↓↓↓

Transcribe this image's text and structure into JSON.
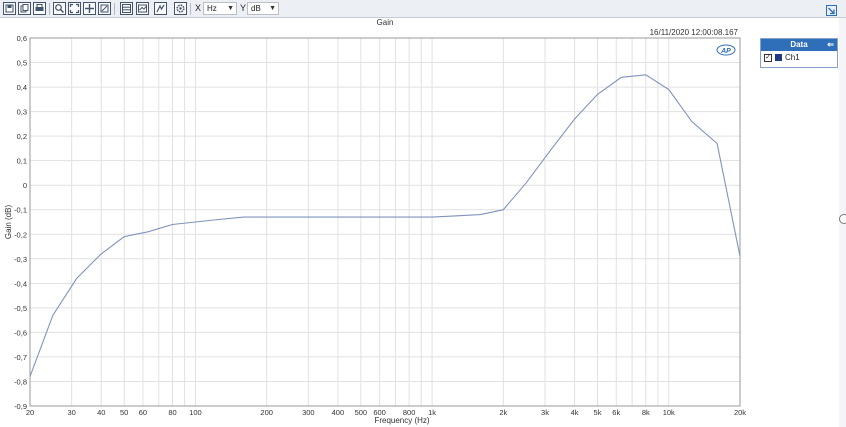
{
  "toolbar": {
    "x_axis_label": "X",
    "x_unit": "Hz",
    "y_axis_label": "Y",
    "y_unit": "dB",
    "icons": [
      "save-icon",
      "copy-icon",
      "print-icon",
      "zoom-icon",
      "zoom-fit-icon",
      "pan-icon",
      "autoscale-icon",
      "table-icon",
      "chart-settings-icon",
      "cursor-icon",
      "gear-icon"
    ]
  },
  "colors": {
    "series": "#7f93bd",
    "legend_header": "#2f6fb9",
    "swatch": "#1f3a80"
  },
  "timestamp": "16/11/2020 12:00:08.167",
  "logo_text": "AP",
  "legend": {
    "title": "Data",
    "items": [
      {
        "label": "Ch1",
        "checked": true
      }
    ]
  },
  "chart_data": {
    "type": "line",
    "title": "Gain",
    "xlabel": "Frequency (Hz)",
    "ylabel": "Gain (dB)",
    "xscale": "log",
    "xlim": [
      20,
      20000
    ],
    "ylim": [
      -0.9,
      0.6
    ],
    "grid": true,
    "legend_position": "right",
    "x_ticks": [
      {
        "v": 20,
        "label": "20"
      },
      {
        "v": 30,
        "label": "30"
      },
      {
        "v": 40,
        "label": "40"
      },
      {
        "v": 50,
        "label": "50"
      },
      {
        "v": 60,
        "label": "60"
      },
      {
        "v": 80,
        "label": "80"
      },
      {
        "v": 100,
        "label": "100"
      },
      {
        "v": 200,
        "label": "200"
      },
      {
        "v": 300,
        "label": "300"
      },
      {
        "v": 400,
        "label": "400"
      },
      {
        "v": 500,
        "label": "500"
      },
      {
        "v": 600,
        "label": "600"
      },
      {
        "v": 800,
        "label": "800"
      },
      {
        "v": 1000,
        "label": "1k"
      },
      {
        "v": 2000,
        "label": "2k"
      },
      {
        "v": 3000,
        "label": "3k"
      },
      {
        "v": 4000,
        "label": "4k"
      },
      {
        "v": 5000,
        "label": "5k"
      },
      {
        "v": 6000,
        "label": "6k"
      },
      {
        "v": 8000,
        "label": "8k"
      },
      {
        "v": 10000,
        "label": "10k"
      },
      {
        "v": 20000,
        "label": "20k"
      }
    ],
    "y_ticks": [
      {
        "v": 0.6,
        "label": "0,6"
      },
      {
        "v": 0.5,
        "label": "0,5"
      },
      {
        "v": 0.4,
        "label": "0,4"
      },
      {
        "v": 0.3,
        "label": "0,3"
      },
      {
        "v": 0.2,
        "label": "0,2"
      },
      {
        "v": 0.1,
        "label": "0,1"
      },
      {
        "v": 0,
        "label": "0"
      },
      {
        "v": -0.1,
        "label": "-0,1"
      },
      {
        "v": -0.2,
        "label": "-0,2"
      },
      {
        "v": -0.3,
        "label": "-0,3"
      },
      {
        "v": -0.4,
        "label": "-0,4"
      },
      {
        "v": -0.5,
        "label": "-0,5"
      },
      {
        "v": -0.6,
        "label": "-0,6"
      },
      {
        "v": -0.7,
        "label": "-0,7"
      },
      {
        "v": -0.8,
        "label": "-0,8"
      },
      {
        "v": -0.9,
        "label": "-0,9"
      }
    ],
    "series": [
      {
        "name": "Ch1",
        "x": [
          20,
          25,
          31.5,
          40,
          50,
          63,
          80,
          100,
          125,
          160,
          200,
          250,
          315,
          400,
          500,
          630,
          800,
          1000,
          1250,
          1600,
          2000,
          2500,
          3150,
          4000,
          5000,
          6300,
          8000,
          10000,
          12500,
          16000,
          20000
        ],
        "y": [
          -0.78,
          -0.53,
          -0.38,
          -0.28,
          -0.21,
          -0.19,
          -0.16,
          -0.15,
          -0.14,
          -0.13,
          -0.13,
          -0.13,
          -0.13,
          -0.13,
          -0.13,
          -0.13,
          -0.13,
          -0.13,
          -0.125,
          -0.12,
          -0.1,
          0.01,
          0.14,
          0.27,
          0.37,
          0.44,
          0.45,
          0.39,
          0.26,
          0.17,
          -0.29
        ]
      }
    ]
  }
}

↑↑↑

Exercise: Repeat the records above verbatim, with no pictures in the result.

Expected output:
Transcribe this image's text and structure into JSON.
{
  "toolbar": {
    "x_axis_label": "X",
    "x_unit": "Hz",
    "y_axis_label": "Y",
    "y_unit": "dB",
    "icons": [
      "save-icon",
      "copy-icon",
      "print-icon",
      "zoom-icon",
      "zoom-fit-icon",
      "pan-icon",
      "autoscale-icon",
      "table-icon",
      "chart-settings-icon",
      "cursor-icon",
      "gear-icon"
    ]
  },
  "colors": {
    "series": "#7f93bd",
    "legend_header": "#2f6fb9",
    "swatch": "#1f3a80"
  },
  "timestamp": "16/11/2020 12:00:08.167",
  "logo_text": "AP",
  "legend": {
    "title": "Data",
    "items": [
      {
        "label": "Ch1",
        "checked": true
      }
    ]
  },
  "chart_data": {
    "type": "line",
    "title": "Gain",
    "xlabel": "Frequency (Hz)",
    "ylabel": "Gain (dB)",
    "xscale": "log",
    "xlim": [
      20,
      20000
    ],
    "ylim": [
      -0.9,
      0.6
    ],
    "grid": true,
    "legend_position": "right",
    "x_ticks": [
      {
        "v": 20,
        "label": "20"
      },
      {
        "v": 30,
        "label": "30"
      },
      {
        "v": 40,
        "label": "40"
      },
      {
        "v": 50,
        "label": "50"
      },
      {
        "v": 60,
        "label": "60"
      },
      {
        "v": 80,
        "label": "80"
      },
      {
        "v": 100,
        "label": "100"
      },
      {
        "v": 200,
        "label": "200"
      },
      {
        "v": 300,
        "label": "300"
      },
      {
        "v": 400,
        "label": "400"
      },
      {
        "v": 500,
        "label": "500"
      },
      {
        "v": 600,
        "label": "600"
      },
      {
        "v": 800,
        "label": "800"
      },
      {
        "v": 1000,
        "label": "1k"
      },
      {
        "v": 2000,
        "label": "2k"
      },
      {
        "v": 3000,
        "label": "3k"
      },
      {
        "v": 4000,
        "label": "4k"
      },
      {
        "v": 5000,
        "label": "5k"
      },
      {
        "v": 6000,
        "label": "6k"
      },
      {
        "v": 8000,
        "label": "8k"
      },
      {
        "v": 10000,
        "label": "10k"
      },
      {
        "v": 20000,
        "label": "20k"
      }
    ],
    "y_ticks": [
      {
        "v": 0.6,
        "label": "0,6"
      },
      {
        "v": 0.5,
        "label": "0,5"
      },
      {
        "v": 0.4,
        "label": "0,4"
      },
      {
        "v": 0.3,
        "label": "0,3"
      },
      {
        "v": 0.2,
        "label": "0,2"
      },
      {
        "v": 0.1,
        "label": "0,1"
      },
      {
        "v": 0,
        "label": "0"
      },
      {
        "v": -0.1,
        "label": "-0,1"
      },
      {
        "v": -0.2,
        "label": "-0,2"
      },
      {
        "v": -0.3,
        "label": "-0,3"
      },
      {
        "v": -0.4,
        "label": "-0,4"
      },
      {
        "v": -0.5,
        "label": "-0,5"
      },
      {
        "v": -0.6,
        "label": "-0,6"
      },
      {
        "v": -0.7,
        "label": "-0,7"
      },
      {
        "v": -0.8,
        "label": "-0,8"
      },
      {
        "v": -0.9,
        "label": "-0,9"
      }
    ],
    "series": [
      {
        "name": "Ch1",
        "x": [
          20,
          25,
          31.5,
          40,
          50,
          63,
          80,
          100,
          125,
          160,
          200,
          250,
          315,
          400,
          500,
          630,
          800,
          1000,
          1250,
          1600,
          2000,
          2500,
          3150,
          4000,
          5000,
          6300,
          8000,
          10000,
          12500,
          16000,
          20000
        ],
        "y": [
          -0.78,
          -0.53,
          -0.38,
          -0.28,
          -0.21,
          -0.19,
          -0.16,
          -0.15,
          -0.14,
          -0.13,
          -0.13,
          -0.13,
          -0.13,
          -0.13,
          -0.13,
          -0.13,
          -0.13,
          -0.13,
          -0.125,
          -0.12,
          -0.1,
          0.01,
          0.14,
          0.27,
          0.37,
          0.44,
          0.45,
          0.39,
          0.26,
          0.17,
          -0.29
        ]
      }
    ]
  }
}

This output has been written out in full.